*SET OF TASKS*:
[a] Give the listing, from its start through the line containing "divergence-legend-swatch — [551, 464, 573, 469]", as a Markdown table with the columns No. and Entry, skipping blank lines.
[b] Take the exchange about SMART survey sample sizes further, picking up right after its final sentence.

When implementing SMART survey i am confused about completing the sample size of children needed for anthropometric measurement and sample size for mortality. Normally i trained teams to make sure that they have completed number of children according to sample size calculated, but the way we do it is to do mortality questionnaire first and if there are children <5 to do anthropometric measurement for them. Sometimes the sample size of HH needed for mortality completed, while the team didnt reach the sample for anthropometric measurment and here they stop the survey. I got less children measured unless they are so many children in HH, because of error estimating average < in HH may be. My question shall they continue selecting children for measurement even if number of HH needed for mortality completed?
The simple answer is “Yes”. There are a couple of options: (1) Continue as you describe (i.e. select HH, apply the mortality questionnaire, if children between 6 and 59 months then do the anthropometry) until you have collected the sample you need. This has the advantage of simplicity. It also increases the mortality survey sample size (this is a good thing as these surveys often lack precision due to high design effects if mortality is clustered). (2) Stop the mortality survey and continue the anthropometry survey selecting only HHs with eligible children until you have you sample size. This might be a little less work but is a little more complicated to do in the field. It looks like you understand the following point already ... I think it worth repeating ... be careful of doing the mortality and anthropometry surveys together. If you only do the mortality in households with children aged between 6 and 59 months (I have seen this) then your survey will underestimate mortality by not selecting HHs in which all children have died and by limiting the sample to HHs with adults of reproductive age (i.e. exclude the elderly). I hope this helps.

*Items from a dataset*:
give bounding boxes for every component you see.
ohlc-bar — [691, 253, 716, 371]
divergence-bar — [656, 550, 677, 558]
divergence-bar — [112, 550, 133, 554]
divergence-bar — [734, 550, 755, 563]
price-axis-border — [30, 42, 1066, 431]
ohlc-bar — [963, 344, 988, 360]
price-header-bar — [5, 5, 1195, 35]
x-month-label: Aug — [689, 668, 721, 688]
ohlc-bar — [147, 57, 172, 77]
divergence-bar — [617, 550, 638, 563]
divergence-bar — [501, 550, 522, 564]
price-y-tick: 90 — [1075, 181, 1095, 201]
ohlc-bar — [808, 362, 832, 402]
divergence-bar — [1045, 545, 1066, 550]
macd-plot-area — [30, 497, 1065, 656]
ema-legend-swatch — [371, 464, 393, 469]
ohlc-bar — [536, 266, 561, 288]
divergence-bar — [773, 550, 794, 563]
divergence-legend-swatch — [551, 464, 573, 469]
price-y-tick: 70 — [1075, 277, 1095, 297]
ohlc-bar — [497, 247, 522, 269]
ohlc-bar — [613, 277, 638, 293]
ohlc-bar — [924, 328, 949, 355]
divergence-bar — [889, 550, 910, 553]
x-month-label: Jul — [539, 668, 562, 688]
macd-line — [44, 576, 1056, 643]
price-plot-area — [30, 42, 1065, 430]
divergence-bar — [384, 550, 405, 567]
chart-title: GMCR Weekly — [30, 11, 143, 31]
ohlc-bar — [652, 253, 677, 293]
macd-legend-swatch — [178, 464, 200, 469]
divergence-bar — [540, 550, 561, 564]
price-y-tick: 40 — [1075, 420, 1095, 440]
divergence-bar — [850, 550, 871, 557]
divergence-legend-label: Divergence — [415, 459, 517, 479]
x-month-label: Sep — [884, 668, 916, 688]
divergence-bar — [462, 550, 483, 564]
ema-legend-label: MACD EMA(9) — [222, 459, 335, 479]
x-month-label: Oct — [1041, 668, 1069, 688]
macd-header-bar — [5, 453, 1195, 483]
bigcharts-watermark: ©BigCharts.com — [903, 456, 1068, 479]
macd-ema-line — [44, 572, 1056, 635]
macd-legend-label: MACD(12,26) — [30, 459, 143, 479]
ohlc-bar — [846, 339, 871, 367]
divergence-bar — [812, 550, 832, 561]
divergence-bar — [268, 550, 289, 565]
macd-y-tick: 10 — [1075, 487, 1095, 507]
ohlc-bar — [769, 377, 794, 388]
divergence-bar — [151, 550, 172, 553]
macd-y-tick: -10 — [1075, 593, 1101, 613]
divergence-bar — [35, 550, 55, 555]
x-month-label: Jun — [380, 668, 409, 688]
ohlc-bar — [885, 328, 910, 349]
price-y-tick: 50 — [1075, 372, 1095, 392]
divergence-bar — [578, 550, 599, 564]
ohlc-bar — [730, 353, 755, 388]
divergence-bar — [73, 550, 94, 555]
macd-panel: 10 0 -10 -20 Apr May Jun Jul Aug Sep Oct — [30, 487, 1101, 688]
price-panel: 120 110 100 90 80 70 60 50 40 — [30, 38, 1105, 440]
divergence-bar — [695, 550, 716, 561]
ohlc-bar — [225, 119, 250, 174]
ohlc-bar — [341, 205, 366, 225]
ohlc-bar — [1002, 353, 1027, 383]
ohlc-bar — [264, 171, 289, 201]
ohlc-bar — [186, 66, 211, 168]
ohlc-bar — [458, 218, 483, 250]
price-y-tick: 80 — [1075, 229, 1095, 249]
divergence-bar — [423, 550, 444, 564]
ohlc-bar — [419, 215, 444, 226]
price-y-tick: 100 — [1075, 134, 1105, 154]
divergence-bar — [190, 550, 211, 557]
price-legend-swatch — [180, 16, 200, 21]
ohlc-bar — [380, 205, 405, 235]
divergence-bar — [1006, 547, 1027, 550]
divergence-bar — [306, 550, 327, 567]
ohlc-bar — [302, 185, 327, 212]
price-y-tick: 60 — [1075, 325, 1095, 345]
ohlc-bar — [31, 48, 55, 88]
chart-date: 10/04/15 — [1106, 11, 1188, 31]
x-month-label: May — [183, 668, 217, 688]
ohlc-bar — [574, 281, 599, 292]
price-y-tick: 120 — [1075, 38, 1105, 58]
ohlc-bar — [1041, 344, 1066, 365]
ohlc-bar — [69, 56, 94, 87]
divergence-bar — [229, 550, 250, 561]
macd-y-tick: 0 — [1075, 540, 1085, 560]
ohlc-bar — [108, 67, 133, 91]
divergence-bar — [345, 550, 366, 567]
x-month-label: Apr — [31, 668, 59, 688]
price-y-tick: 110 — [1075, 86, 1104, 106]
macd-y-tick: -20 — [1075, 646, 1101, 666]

*ANSWERS FOR THE EXERCISE*:
[a]
| No. | Entry |
|---|---|
| 1 | give bounding boxes for every component you see. |
| 2 | ohlc-bar — [691, 253, 716, 371] |
| 3 | divergence-bar — [656, 550, 677, 558] |
| 4 | divergence-bar — [112, 550, 133, 554] |
| 5 | divergence-bar — [734, 550, 755, 563] |
| 6 | price-axis-border — [30, 42, 1066, 431] |
| 7 | ohlc-bar — [963, 344, 988, 360] |
| 8 | price-header-bar — [5, 5, 1195, 35] |
| 9 | x-month-label: Aug — [689, 668, 721, 688] |
| 10 | ohlc-bar — [147, 57, 172, 77] |
| 11 | divergence-bar — [617, 550, 638, 563] |
| 12 | divergence-bar — [501, 550, 522, 564] |
| 13 | price-y-tick: 90 — [1075, 181, 1095, 201] |
| 14 | ohlc-bar — [808, 362, 832, 402] |
| 15 | divergence-bar — [1045, 545, 1066, 550] |
| 16 | macd-plot-area — [30, 497, 1065, 656] |
| 17 | ema-legend-swatch — [371, 464, 393, 469] |
| 18 | ohlc-bar — [536, 266, 561, 288] |
| 19 | divergence-bar — [773, 550, 794, 563] |
| 20 | divergence-legend-swatch — [551, 464, 573, 469] |

[b]
Mark Myatt
Technical Expert

Answered:

11 years ago
Dear Mark, Will it cause increased bias if we continue to select households only with eligible 6-59 months children for anthropometric assessment? Will this HH be selected randomly or purposively? As per SMART methodology, replacement of households or children are not recommended though adequate number of children or HHs are not found in any cluster. Generally, we calculate sample size for Anthropometry and Mortality using SMART and highest sample size is taken as the sample size for both mortality and anthropometry survey and required number of clusters are estimated on the basis of number of households can be visited each day. each day after arrival in assigned cluster, defined number of HH is selected randomly and data is collected only from those identified households. Replacement of households or children is not done.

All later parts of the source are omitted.